— start Data —

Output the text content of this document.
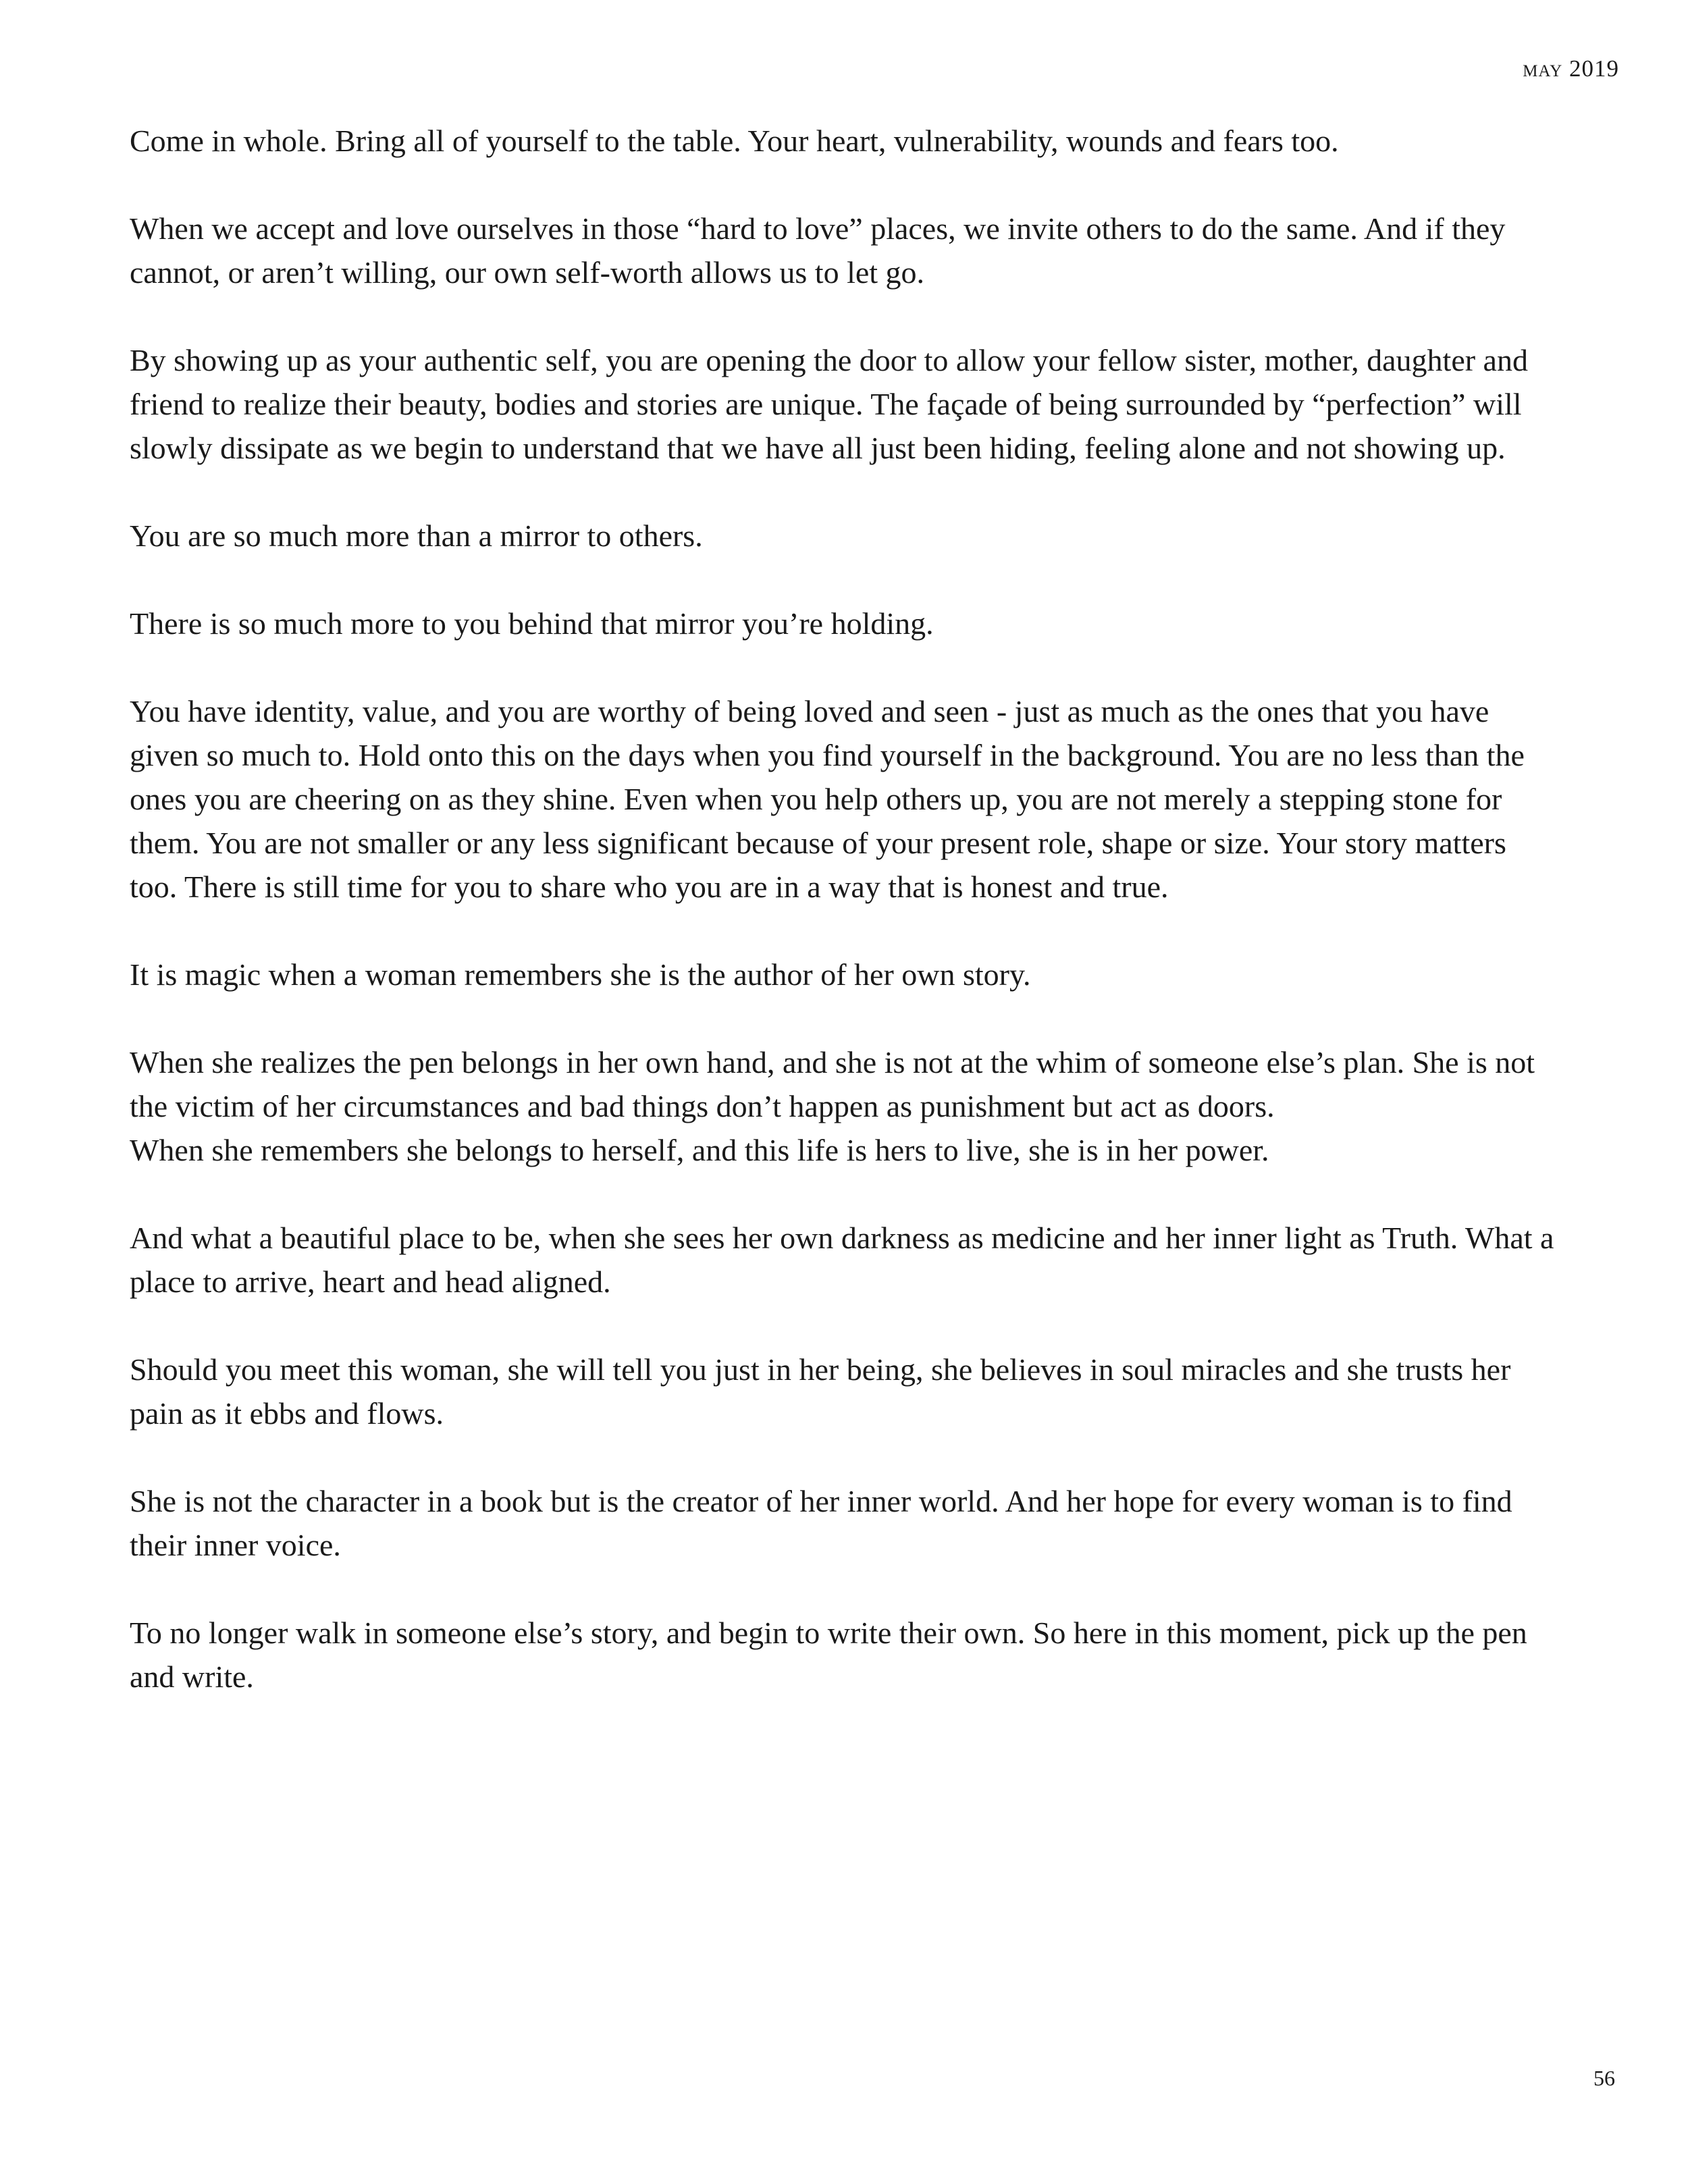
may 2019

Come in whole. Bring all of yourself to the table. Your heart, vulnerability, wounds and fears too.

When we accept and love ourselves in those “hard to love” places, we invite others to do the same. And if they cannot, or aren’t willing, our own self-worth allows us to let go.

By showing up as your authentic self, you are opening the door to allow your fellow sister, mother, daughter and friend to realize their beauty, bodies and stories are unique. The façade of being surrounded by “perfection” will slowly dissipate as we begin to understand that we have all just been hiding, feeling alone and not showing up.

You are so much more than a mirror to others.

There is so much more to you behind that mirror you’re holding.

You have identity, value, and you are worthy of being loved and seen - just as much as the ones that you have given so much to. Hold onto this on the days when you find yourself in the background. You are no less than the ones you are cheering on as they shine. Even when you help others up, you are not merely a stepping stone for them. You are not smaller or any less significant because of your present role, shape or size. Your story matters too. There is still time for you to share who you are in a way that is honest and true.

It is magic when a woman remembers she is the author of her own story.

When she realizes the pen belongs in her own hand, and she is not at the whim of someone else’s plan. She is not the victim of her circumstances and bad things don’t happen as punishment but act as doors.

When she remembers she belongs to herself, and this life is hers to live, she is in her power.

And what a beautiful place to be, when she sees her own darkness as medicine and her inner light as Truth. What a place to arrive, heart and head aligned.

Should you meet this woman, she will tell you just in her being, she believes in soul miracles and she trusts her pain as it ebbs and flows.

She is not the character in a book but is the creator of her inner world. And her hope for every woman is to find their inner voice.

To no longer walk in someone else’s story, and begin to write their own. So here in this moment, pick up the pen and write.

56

— end Data —

• _Task to carry out_
How many lines in these entries contain the string "else"? State the number and nothing more.

• _Written answer_
2